_Recorded information_
□ □ □ □ □ □ □
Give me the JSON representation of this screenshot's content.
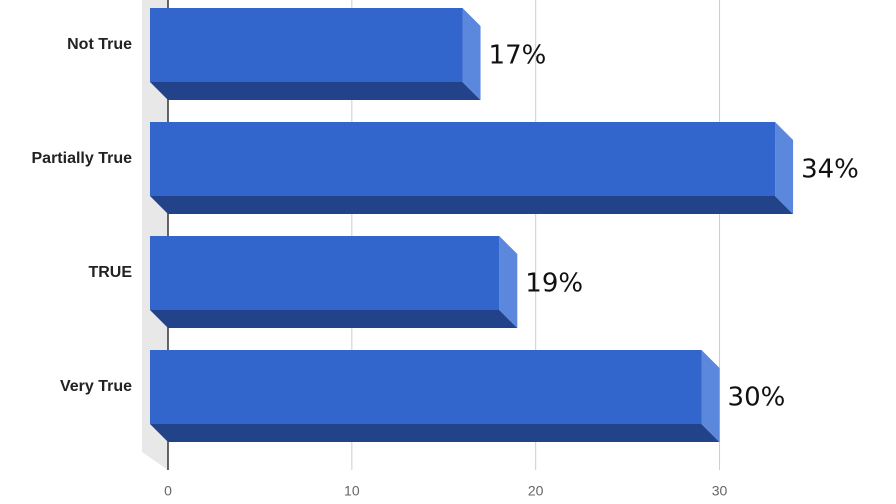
{
  "chart_data": {
    "type": "bar3d-horizontal",
    "categories": [
      "Not True",
      "Partially True",
      "TRUE",
      "Very True"
    ],
    "values": [
      17,
      34,
      19,
      30
    ],
    "value_labels": [
      "17%",
      "34%",
      "19%",
      "30%"
    ],
    "color": "#3366cc",
    "xlim": [
      0,
      39
    ],
    "xticks": [
      0,
      10,
      20,
      30
    ],
    "grid": true
  }
}
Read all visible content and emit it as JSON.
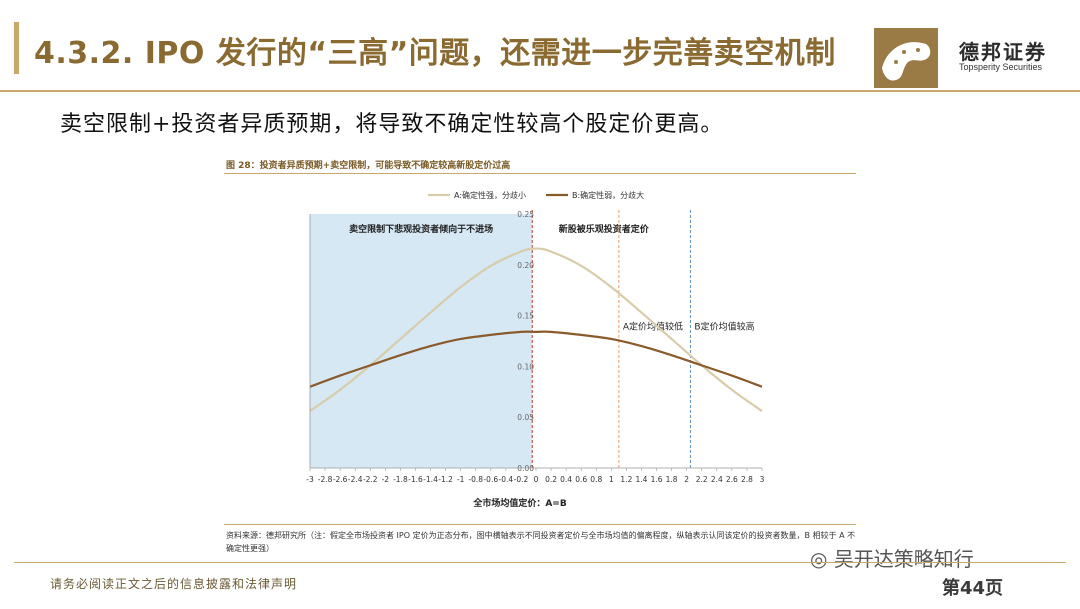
□ □ □ □ □ □ □
_What this task involves_
Leave the pictures out and reproduce each record exactly as written.

_Correct output_
Give me the JSON representation of this screenshot's content.
{
  "chart_data": {
    "type": "bar3d-horizontal",
    "categories": [
      "Not True",
      "Partially True",
      "TRUE",
      "Very True"
    ],
    "values": [
      17,
      34,
      19,
      30
    ],
    "value_labels": [
      "17%",
      "34%",
      "19%",
      "30%"
    ],
    "color": "#3366cc",
    "xlim": [
      0,
      39
    ],
    "xticks": [
      0,
      10,
      20,
      30
    ],
    "grid": true
  }
}
Read all visible content and emit it as JSON.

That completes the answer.